What is expected:
A complete answer lists every line of the material where the string "that" occurs.

━━━━━━━━━━━━━━━━━━━━

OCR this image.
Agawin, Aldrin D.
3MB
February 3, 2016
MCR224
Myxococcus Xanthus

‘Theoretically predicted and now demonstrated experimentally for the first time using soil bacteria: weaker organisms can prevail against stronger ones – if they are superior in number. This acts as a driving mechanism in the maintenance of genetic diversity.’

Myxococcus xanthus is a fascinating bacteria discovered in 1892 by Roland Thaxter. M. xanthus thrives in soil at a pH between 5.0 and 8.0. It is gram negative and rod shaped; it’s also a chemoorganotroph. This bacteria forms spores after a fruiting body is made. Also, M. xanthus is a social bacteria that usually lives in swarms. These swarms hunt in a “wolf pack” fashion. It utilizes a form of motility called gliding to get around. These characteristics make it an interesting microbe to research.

━━━━━━━━━━━━━━━━━━━━

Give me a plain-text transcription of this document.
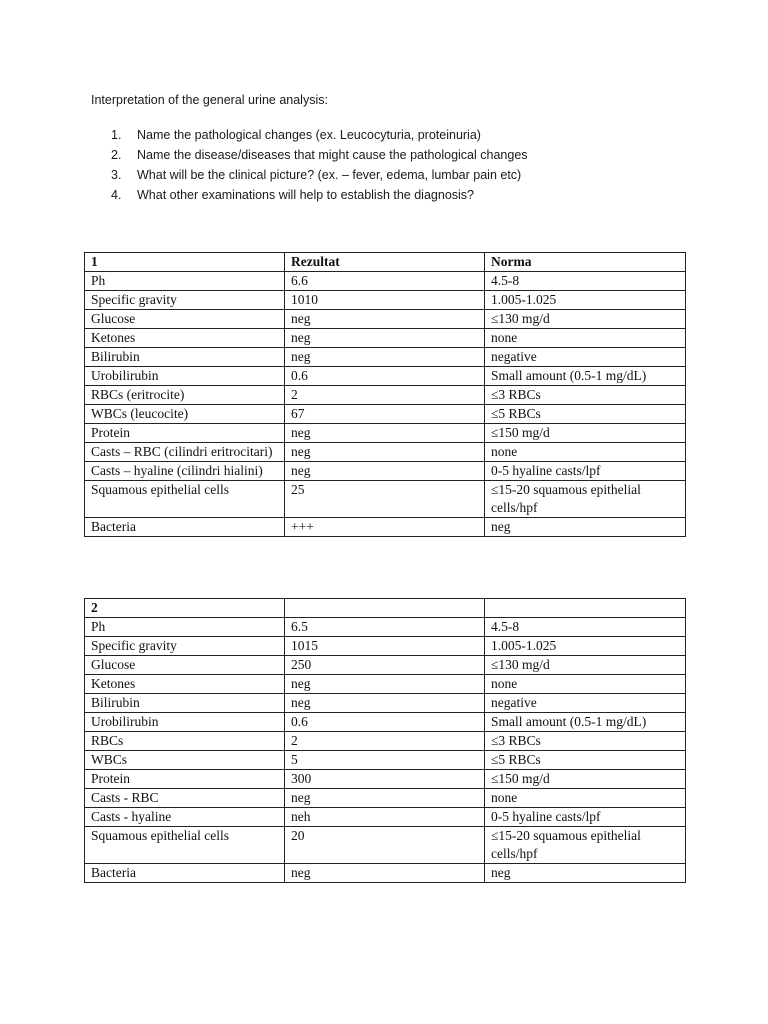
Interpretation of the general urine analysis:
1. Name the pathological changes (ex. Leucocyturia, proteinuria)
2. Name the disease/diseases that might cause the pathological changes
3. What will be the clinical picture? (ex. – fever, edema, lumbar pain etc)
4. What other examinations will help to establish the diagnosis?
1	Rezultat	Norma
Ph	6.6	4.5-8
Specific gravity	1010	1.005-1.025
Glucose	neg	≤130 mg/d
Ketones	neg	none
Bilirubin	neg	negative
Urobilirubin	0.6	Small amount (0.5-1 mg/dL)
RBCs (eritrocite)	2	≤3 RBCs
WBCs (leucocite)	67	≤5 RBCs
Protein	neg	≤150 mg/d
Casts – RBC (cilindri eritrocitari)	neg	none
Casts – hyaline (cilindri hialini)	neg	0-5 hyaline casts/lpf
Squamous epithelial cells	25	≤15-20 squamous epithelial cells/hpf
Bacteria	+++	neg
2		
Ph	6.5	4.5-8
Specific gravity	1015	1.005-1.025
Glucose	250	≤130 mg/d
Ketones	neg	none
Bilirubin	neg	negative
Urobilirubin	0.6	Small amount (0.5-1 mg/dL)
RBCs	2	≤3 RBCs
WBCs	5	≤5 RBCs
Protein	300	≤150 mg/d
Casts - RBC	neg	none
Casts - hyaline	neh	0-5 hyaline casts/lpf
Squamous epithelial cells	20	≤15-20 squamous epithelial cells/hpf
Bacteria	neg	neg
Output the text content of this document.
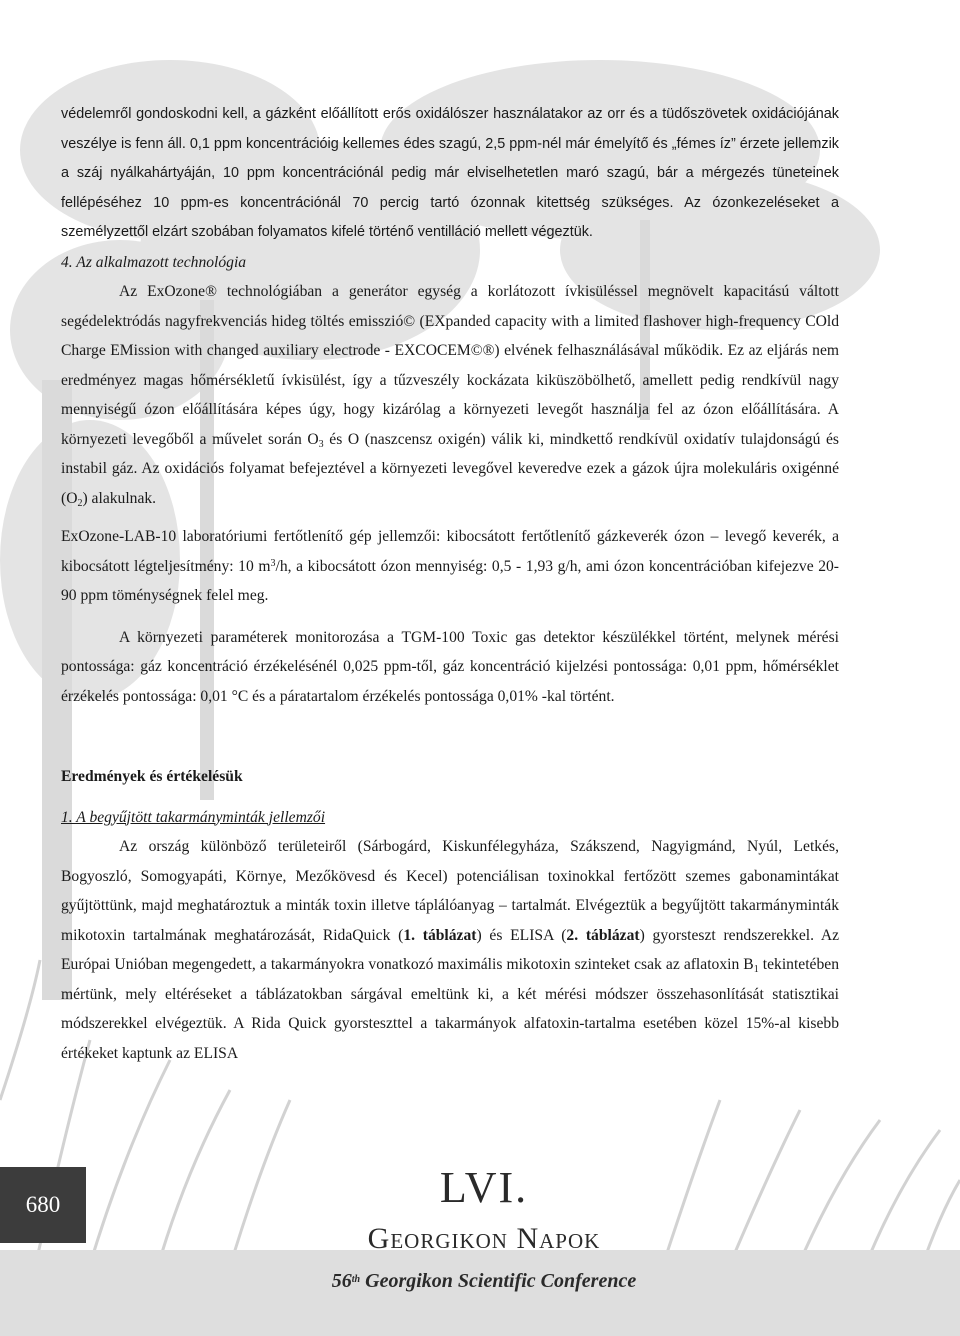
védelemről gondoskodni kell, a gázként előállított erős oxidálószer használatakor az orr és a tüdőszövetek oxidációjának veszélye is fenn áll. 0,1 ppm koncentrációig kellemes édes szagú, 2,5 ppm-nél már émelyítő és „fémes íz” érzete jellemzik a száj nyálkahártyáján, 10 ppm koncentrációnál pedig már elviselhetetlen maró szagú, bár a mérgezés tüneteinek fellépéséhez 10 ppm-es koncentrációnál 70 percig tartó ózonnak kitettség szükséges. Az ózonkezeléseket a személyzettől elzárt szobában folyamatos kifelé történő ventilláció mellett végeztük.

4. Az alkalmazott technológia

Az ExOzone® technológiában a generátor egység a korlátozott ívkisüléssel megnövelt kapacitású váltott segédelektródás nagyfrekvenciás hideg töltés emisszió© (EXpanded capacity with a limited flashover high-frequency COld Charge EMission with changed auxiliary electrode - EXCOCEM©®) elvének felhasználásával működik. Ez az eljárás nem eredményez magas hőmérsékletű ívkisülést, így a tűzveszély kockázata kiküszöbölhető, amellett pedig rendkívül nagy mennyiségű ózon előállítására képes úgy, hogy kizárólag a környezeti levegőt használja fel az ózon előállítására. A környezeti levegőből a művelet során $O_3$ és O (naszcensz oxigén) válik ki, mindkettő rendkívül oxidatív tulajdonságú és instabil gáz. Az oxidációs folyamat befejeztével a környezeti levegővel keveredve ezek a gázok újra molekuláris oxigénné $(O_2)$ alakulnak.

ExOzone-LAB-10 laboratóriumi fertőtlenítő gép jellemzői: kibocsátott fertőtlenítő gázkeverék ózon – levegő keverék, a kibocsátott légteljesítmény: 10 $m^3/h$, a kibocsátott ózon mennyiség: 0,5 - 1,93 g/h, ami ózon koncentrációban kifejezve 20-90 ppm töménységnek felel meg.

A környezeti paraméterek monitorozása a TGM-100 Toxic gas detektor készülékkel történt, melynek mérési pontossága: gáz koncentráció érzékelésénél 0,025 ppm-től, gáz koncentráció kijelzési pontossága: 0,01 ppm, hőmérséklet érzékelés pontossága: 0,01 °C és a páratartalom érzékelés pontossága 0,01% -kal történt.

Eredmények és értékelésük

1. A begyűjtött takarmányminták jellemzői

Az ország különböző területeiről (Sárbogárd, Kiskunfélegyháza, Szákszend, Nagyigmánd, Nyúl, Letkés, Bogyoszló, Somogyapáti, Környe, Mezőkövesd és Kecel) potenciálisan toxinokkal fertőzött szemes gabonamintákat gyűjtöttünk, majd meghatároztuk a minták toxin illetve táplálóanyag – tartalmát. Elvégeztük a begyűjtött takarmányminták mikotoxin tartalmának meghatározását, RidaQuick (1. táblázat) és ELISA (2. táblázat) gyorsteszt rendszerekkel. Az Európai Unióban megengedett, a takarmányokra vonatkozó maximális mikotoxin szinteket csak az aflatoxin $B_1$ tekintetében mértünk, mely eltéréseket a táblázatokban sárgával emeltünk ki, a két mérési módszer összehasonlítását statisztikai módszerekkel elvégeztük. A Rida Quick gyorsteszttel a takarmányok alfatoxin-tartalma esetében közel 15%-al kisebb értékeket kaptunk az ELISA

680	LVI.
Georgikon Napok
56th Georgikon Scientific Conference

━━━━━━━━━━━━━━━━━━━━

Result:
Myxococcus xanthus is a fascinating bacteria discovered in 1892 by Roland Thaxter. M. xanthus thrives in soil at a pH between 5.0 and 8.0. It is gram negative and rod shaped; it’s also a chemoorganotroph. This bacteria forms spores after a fruiting body is made. Also, M. xanthus is a social bacteria that usually lives in swarms. These swarms hunt in a “wolf pack” fashion. It utilizes a form of motility called gliding to get around. These characteristics make it an interesting microbe to research.
2. Name the disease/diseases that might cause the pathological changes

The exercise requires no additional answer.